__Task statement__. In the records below, find the line containing "Serialize everything readable"; copy exactly that line and all lines after it to the end, and nothing else.

__Listed records__.

§ §

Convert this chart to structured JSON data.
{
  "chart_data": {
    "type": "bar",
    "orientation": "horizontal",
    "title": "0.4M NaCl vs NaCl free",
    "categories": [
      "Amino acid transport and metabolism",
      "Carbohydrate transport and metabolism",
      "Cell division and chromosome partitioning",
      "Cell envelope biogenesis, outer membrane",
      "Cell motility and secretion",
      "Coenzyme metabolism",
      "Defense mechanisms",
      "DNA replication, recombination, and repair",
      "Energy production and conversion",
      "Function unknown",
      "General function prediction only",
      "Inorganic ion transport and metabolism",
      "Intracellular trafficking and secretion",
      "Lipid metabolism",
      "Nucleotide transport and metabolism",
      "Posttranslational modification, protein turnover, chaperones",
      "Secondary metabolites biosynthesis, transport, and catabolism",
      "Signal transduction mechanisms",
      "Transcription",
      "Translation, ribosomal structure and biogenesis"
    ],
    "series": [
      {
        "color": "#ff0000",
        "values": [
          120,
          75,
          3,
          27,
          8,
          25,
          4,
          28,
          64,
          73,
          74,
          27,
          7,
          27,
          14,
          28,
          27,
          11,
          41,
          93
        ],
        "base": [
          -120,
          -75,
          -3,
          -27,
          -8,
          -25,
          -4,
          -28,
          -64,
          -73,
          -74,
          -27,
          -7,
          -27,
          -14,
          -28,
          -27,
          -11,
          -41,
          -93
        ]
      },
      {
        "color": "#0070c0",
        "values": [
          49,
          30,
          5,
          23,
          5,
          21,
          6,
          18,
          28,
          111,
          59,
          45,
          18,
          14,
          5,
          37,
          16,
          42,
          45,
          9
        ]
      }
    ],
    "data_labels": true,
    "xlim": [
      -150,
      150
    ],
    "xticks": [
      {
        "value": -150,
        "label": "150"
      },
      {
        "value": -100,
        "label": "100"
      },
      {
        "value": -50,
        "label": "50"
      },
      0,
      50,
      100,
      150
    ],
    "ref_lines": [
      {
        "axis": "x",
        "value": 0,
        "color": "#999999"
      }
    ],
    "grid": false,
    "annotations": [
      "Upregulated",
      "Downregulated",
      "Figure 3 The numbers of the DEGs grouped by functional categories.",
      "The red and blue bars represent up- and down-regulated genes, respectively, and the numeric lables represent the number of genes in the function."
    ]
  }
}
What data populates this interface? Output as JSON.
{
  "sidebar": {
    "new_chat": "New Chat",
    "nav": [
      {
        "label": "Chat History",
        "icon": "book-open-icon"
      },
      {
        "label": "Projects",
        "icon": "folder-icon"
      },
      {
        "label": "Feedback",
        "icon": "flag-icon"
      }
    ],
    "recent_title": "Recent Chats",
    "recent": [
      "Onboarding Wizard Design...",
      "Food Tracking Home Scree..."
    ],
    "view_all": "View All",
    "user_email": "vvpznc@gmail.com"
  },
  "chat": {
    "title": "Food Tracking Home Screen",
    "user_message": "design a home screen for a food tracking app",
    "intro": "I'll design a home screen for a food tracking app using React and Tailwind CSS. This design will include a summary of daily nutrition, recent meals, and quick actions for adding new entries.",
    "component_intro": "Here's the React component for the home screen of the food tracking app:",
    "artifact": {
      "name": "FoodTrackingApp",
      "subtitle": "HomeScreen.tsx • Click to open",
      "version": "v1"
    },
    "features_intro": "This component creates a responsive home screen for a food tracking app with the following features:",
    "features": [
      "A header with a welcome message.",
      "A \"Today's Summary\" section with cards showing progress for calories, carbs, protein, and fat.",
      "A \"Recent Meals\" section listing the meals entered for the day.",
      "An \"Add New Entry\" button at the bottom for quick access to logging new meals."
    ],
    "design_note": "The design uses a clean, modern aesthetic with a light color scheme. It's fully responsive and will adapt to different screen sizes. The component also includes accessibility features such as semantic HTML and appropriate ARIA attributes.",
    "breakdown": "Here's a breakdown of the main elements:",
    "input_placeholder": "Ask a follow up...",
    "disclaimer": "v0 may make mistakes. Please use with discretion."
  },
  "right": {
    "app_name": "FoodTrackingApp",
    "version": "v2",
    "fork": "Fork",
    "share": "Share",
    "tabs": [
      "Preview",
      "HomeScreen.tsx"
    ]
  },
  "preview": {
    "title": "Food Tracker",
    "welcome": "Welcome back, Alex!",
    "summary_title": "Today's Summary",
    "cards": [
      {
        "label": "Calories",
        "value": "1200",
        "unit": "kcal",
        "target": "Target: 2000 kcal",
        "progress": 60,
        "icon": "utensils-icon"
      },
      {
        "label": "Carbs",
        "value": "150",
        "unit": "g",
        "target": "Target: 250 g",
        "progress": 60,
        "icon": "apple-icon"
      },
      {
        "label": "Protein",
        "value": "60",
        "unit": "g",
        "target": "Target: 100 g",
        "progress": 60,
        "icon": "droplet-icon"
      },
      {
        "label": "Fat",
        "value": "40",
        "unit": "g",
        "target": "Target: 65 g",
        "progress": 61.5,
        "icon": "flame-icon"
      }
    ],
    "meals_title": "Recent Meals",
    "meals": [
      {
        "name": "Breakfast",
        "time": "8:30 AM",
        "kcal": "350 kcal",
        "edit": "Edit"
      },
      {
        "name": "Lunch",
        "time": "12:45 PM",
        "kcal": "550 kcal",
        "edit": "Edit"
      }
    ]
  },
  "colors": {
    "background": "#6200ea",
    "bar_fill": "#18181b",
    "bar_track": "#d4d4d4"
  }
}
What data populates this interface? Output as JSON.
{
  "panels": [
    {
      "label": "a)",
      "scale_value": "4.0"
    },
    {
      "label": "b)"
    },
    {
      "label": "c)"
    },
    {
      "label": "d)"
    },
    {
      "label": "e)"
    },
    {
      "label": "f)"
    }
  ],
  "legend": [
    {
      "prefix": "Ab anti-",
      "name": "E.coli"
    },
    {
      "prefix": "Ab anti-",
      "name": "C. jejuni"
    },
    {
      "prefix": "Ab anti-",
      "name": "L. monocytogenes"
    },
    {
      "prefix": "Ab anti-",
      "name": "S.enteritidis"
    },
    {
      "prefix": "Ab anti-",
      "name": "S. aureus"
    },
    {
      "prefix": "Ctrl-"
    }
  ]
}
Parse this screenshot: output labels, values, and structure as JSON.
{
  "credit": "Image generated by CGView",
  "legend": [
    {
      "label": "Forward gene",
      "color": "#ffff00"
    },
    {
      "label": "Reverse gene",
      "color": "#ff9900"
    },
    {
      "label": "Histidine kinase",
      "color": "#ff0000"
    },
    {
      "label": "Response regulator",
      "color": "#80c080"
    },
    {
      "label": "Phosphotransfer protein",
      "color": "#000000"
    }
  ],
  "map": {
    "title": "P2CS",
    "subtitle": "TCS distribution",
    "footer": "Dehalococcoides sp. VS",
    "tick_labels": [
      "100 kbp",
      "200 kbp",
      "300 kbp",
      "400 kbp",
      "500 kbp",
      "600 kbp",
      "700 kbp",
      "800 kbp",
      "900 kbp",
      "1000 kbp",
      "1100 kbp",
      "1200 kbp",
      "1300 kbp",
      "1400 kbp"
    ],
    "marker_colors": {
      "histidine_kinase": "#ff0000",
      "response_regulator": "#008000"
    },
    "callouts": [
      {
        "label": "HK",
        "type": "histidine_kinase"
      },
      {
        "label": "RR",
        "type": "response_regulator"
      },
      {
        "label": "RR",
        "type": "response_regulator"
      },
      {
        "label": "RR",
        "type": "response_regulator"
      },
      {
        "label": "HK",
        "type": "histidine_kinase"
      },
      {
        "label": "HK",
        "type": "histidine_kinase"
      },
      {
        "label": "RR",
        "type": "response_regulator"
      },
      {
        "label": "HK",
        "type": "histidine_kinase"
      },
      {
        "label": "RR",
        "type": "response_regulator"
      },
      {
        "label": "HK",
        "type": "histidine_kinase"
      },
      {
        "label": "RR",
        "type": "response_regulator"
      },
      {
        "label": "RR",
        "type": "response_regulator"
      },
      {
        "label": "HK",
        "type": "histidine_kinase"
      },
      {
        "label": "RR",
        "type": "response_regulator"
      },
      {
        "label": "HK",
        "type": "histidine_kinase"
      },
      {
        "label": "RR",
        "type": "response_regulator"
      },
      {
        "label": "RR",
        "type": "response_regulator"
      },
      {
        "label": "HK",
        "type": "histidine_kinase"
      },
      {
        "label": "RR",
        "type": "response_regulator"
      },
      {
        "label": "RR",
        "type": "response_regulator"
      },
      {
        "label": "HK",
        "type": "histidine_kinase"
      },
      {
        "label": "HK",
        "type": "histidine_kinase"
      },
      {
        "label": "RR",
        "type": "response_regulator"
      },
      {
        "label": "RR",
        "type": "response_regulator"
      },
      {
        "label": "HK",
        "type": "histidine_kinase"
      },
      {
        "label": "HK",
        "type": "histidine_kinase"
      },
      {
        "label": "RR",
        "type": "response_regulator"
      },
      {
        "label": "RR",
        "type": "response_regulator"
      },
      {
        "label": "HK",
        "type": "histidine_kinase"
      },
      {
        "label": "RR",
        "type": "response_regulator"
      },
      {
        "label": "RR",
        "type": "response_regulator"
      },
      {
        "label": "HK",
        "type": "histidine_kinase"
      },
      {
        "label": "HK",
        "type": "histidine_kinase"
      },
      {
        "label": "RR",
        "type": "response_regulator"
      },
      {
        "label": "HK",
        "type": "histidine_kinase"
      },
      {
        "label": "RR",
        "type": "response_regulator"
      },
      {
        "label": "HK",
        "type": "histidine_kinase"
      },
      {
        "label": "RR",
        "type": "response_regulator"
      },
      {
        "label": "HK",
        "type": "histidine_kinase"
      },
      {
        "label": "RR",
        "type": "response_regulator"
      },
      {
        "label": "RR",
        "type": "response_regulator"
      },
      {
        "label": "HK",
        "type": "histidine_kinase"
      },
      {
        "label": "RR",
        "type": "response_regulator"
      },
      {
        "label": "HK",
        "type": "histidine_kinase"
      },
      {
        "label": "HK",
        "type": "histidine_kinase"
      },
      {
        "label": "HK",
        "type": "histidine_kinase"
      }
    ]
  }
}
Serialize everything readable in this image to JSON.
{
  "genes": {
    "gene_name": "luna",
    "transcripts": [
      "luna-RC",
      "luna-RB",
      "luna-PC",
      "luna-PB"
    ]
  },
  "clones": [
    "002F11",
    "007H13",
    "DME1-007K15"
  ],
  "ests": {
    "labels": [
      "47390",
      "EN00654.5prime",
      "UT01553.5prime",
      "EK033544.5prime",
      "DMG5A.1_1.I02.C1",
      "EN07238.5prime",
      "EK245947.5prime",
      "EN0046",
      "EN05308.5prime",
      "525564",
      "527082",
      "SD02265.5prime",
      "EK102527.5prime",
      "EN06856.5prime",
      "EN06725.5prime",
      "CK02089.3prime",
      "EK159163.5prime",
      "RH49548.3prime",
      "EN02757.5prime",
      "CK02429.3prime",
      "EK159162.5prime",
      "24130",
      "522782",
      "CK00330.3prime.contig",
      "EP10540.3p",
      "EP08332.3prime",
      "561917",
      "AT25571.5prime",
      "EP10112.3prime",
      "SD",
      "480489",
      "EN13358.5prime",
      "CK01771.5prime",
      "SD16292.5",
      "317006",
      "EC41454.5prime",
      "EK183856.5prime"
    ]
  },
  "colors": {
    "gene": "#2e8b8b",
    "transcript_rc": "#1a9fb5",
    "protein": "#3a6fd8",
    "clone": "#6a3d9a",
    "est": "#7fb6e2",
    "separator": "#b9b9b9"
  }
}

§ §

__Your response__.
Serialize everything readable in this image to JSON.
{
  "genes": {
    "gene_name": "luna",
    "transcripts": [
      "luna-RC",
      "luna-RB",
      "luna-PC",
      "luna-PB"
    ]
  },
  "clones": [
    "002F11",
    "007H13",
    "DME1-007K15"
  ],
  "ests": {
    "labels": [
      "47390",
      "EN00654.5prime",
      "UT01553.5prime",
      "EK033544.5prime",
      "DMG5A.1_1.I02.C1",
      "EN07238.5prime",
      "EK245947.5prime",
      "EN0046",
      "EN05308.5prime",
      "525564",
      "527082",
      "SD02265.5prime",
      "EK102527.5prime",
      "EN06856.5prime",
      "EN06725.5prime",
      "CK02089.3prime",
      "EK159163.5prime",
      "RH49548.3prime",
      "EN02757.5prime",
      "CK02429.3prime",
      "EK159162.5prime",
      "24130",
      "522782",
      "CK00330.3prime.contig",
      "EP10540.3p",
      "EP08332.3prime",
      "561917",
      "AT25571.5prime",
      "EP10112.3prime",
      "SD",
      "480489",
      "EN13358.5prime",
      "CK01771.5prime",
      "SD16292.5",
      "317006",
      "EC41454.5prime",
      "EK183856.5prime"
    ]
  },
  "colors": {
    "gene": "#2e8b8b",
    "transcript_rc": "#1a9fb5",
    "protein": "#3a6fd8",
    "clone": "#6a3d9a",
    "est": "#7fb6e2",
    "separator": "#b9b9b9"
  }
}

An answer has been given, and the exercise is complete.